(Dataset items)
%%
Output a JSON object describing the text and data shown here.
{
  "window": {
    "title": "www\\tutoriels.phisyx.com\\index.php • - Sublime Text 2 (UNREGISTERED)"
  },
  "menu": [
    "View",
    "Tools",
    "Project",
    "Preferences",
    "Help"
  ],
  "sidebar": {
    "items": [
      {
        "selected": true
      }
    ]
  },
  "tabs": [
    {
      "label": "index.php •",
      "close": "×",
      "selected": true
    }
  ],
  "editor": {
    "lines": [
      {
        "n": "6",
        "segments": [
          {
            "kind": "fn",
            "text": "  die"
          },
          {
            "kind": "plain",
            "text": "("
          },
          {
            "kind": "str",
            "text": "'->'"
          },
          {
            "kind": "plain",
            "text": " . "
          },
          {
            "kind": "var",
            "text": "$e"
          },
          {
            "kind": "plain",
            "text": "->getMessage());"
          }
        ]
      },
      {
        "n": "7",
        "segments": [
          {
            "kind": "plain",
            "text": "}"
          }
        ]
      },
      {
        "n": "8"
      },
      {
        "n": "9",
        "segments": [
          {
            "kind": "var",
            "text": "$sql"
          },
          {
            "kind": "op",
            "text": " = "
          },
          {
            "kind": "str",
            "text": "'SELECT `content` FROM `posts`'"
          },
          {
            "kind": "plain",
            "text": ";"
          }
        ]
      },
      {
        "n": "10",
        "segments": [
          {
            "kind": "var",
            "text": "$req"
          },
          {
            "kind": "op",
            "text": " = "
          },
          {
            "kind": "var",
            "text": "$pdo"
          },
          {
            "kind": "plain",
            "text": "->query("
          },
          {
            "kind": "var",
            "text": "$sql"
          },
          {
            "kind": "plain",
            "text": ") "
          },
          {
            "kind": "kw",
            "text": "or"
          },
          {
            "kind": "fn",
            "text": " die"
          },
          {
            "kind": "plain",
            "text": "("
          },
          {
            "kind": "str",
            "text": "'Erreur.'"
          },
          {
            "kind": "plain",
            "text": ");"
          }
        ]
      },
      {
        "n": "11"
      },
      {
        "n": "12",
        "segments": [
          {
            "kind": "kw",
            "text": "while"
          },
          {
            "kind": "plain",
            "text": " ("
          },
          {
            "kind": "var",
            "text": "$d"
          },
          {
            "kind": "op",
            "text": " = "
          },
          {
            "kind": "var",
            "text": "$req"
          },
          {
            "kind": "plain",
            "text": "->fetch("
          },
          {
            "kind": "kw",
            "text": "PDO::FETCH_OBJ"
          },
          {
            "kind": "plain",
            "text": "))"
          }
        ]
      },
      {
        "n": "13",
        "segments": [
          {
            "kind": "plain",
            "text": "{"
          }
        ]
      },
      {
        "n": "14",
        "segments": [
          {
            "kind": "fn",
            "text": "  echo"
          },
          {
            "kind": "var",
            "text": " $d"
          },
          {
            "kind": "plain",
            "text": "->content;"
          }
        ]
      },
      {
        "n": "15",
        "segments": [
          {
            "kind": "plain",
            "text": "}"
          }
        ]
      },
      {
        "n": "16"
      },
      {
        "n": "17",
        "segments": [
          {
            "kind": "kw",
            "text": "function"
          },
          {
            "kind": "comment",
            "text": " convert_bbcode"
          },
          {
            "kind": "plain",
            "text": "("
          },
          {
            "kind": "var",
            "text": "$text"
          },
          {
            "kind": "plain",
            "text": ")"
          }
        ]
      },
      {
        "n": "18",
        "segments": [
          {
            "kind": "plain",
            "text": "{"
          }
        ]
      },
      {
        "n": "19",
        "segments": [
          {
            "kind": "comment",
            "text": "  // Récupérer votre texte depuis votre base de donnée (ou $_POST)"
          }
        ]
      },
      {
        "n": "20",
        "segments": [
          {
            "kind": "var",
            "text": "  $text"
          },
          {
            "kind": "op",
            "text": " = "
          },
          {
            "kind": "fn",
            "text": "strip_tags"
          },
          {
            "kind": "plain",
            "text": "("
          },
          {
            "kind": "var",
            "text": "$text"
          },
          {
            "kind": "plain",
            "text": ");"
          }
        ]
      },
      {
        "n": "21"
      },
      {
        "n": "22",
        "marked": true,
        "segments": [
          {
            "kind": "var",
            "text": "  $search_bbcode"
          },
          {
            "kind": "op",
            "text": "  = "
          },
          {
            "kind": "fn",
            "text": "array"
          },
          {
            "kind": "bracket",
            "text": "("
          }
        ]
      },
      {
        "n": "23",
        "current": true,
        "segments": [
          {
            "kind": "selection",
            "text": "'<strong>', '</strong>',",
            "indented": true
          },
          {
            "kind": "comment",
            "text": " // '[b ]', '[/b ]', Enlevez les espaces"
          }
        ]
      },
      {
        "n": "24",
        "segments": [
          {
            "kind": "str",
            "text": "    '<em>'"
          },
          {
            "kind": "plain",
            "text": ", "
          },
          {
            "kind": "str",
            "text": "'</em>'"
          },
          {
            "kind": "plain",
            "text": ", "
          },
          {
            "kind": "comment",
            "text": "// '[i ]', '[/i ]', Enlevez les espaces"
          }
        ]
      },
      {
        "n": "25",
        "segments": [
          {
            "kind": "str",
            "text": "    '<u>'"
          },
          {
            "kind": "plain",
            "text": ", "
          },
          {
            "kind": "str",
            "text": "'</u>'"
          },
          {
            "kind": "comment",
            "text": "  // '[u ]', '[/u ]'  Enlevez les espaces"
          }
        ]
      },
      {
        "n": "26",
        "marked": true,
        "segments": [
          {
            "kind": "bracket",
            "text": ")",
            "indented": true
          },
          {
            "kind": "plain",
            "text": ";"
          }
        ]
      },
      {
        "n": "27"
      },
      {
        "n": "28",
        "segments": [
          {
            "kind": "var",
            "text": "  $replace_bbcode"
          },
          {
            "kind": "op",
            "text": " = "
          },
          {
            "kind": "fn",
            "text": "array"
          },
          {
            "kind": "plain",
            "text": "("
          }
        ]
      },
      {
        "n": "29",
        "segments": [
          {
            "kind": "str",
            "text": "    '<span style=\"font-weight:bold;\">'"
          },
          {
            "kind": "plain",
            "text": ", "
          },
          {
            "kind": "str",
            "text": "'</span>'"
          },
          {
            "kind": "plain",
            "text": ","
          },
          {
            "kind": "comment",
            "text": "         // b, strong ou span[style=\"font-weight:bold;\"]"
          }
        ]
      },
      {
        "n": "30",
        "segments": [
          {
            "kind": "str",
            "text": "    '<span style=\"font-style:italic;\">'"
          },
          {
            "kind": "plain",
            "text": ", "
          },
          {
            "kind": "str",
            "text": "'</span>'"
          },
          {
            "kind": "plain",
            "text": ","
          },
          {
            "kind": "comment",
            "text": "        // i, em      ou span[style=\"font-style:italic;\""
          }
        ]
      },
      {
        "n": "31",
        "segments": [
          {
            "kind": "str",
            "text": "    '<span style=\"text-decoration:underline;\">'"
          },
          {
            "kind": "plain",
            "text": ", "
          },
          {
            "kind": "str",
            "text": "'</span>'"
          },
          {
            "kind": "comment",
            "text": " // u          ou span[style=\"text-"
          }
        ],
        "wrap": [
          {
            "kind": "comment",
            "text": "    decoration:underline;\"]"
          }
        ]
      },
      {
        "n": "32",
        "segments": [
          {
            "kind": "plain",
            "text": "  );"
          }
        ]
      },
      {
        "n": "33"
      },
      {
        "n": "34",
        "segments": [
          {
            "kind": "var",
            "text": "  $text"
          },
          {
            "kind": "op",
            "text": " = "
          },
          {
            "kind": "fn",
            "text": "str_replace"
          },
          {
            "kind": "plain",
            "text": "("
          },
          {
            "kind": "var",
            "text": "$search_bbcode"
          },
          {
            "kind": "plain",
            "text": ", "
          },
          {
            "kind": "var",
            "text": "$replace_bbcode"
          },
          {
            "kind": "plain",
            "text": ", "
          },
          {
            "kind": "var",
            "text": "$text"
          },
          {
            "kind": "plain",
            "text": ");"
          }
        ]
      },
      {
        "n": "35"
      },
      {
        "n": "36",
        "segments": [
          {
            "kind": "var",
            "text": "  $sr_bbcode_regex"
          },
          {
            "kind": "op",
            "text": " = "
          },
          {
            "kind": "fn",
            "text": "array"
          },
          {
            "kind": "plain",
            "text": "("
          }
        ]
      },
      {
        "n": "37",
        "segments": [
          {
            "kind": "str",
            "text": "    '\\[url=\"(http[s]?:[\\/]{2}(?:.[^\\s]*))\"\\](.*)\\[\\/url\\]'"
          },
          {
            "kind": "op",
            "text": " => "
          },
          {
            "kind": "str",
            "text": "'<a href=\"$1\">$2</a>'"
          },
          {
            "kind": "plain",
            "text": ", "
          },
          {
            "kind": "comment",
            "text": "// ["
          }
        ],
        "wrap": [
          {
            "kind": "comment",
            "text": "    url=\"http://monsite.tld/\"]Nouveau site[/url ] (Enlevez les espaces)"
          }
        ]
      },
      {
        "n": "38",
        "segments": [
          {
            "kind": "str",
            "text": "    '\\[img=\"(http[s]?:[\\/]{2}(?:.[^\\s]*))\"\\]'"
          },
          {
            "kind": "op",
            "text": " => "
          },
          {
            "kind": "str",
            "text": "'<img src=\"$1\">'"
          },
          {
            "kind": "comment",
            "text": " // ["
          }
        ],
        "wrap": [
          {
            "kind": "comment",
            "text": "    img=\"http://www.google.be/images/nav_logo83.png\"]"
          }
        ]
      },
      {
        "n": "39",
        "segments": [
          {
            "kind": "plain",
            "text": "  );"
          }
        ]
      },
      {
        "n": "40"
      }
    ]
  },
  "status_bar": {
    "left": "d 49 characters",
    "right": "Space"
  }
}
%%
— Work instructions —
Filter for "weight". Return all lines that hold it.

— Written solution —
            "text": "    '<span style=\"font-weight:bold;\">'"
            "text": "         // b, strong ou span[style=\"font-weight:bold;\"]"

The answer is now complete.